↓↓↓

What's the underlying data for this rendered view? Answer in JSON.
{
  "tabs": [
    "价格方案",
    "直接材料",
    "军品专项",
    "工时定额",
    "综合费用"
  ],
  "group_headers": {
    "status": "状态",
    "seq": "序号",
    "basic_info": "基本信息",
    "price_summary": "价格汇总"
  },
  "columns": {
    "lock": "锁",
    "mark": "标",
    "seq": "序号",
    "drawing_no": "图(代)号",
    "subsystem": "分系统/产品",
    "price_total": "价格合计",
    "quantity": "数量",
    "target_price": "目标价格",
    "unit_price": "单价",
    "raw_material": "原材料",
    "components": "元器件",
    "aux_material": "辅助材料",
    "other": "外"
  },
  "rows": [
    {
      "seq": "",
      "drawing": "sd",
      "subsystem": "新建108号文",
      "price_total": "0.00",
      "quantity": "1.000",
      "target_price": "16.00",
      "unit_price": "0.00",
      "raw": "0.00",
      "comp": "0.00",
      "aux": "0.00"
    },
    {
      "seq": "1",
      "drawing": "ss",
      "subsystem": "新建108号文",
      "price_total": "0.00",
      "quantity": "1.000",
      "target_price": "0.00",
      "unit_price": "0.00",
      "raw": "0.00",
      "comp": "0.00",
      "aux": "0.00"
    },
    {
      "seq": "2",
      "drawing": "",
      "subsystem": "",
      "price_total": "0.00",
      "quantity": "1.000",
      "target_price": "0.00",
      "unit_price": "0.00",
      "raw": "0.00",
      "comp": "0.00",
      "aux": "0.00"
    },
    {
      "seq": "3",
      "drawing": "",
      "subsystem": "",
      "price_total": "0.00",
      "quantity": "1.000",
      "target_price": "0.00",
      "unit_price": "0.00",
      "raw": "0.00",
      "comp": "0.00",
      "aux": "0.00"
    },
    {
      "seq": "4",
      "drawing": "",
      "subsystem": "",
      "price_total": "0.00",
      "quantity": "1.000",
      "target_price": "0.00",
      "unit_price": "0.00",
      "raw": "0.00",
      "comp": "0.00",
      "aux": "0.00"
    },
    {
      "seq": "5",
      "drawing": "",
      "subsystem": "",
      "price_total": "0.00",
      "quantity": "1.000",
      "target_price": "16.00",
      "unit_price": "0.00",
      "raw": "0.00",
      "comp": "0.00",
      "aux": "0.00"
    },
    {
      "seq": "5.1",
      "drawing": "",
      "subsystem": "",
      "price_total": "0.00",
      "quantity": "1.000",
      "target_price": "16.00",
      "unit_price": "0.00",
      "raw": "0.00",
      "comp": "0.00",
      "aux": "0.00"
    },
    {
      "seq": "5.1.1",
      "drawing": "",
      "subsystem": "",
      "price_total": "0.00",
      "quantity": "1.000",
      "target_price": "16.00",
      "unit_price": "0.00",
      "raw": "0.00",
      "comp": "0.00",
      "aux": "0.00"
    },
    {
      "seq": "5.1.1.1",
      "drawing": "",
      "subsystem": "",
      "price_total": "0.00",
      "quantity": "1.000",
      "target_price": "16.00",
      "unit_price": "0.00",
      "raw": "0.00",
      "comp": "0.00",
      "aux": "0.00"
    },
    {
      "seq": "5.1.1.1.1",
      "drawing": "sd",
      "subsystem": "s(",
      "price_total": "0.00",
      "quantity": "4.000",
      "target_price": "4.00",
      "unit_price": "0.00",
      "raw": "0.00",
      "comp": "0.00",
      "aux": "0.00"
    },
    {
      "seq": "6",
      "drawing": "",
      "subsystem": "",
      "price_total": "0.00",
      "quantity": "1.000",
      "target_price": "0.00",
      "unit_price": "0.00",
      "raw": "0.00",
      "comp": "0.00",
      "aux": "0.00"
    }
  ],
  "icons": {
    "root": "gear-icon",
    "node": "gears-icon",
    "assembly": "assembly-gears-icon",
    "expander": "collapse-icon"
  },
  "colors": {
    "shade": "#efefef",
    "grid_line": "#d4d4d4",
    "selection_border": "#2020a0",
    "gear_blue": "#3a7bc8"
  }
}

↑↑↑

▸ **TASK INSTRUCTIONS**: Print every entry exactly as it appears.

▸ **EXPECTED ANSWER**:
What's the underlying data for this rendered view? Answer in JSON.
{
  "tabs": [
    "价格方案",
    "直接材料",
    "军品专项",
    "工时定额",
    "综合费用"
  ],
  "group_headers": {
    "status": "状态",
    "seq": "序号",
    "basic_info": "基本信息",
    "price_summary": "价格汇总"
  },
  "columns": {
    "lock": "锁",
    "mark": "标",
    "seq": "序号",
    "drawing_no": "图(代)号",
    "subsystem": "分系统/产品",
    "price_total": "价格合计",
    "quantity": "数量",
    "target_price": "目标价格",
    "unit_price": "单价",
    "raw_material": "原材料",
    "components": "元器件",
    "aux_material": "辅助材料",
    "other": "外"
  },
  "rows": [
    {
      "seq": "",
      "drawing": "sd",
      "subsystem": "新建108号文",
      "price_total": "0.00",
      "quantity": "1.000",
      "target_price": "16.00",
      "unit_price": "0.00",
      "raw": "0.00",
      "comp": "0.00",
      "aux": "0.00"
    },
    {
      "seq": "1",
      "drawing": "ss",
      "subsystem": "新建108号文",
      "price_total": "0.00",
      "quantity": "1.000",
      "target_price": "0.00",
      "unit_price": "0.00",
      "raw": "0.00",
      "comp": "0.00",
      "aux": "0.00"
    },
    {
      "seq": "2",
      "drawing": "",
      "subsystem": "",
      "price_total": "0.00",
      "quantity": "1.000",
      "target_price": "0.00",
      "unit_price": "0.00",
      "raw": "0.00",
      "comp": "0.00",
      "aux": "0.00"
    },
    {
      "seq": "3",
      "drawing": "",
      "subsystem": "",
      "price_total": "0.00",
      "quantity": "1.000",
      "target_price": "0.00",
      "unit_price": "0.00",
      "raw": "0.00",
      "comp": "0.00",
      "aux": "0.00"
    },
    {
      "seq": "4",
      "drawing": "",
      "subsystem": "",
      "price_total": "0.00",
      "quantity": "1.000",
      "target_price": "0.00",
      "unit_price": "0.00",
      "raw": "0.00",
      "comp": "0.00",
      "aux": "0.00"
    },
    {
      "seq": "5",
      "drawing": "",
      "subsystem": "",
      "price_total": "0.00",
      "quantity": "1.000",
      "target_price": "16.00",
      "unit_price": "0.00",
      "raw": "0.00",
      "comp": "0.00",
      "aux": "0.00"
    },
    {
      "seq": "5.1",
      "drawing": "",
      "subsystem": "",
      "price_total": "0.00",
      "quantity": "1.000",
      "target_price": "16.00",
      "unit_price": "0.00",
      "raw": "0.00",
      "comp": "0.00",
      "aux": "0.00"
    },
    {
      "seq": "5.1.1",
      "drawing": "",
      "subsystem": "",
      "price_total": "0.00",
      "quantity": "1.000",
      "target_price": "16.00",
      "unit_price": "0.00",
      "raw": "0.00",
      "comp": "0.00",
      "aux": "0.00"
    },
    {
      "seq": "5.1.1.1",
      "drawing": "",
      "subsystem": "",
      "price_total": "0.00",
      "quantity": "1.000",
      "target_price": "16.00",
      "unit_price": "0.00",
      "raw": "0.00",
      "comp": "0.00",
      "aux": "0.00"
    },
    {
      "seq": "5.1.1.1.1",
      "drawing": "sd",
      "subsystem": "s(",
      "price_total": "0.00",
      "quantity": "4.000",
      "target_price": "4.00",
      "unit_price": "0.00",
      "raw": "0.00",
      "comp": "0.00",
      "aux": "0.00"
    },
    {
      "seq": "6",
      "drawing": "",
      "subsystem": "",
      "price_total": "0.00",
      "quantity": "1.000",
      "target_price": "0.00",
      "unit_price": "0.00",
      "raw": "0.00",
      "comp": "0.00",
      "aux": "0.00"
    }
  ],
  "icons": {
    "root": "gear-icon",
    "node": "gears-icon",
    "assembly": "assembly-gears-icon",
    "expander": "collapse-icon"
  },
  "colors": {
    "shade": "#efefef",
    "grid_line": "#d4d4d4",
    "selection_border": "#2020a0",
    "gear_blue": "#3a7bc8"
  }
}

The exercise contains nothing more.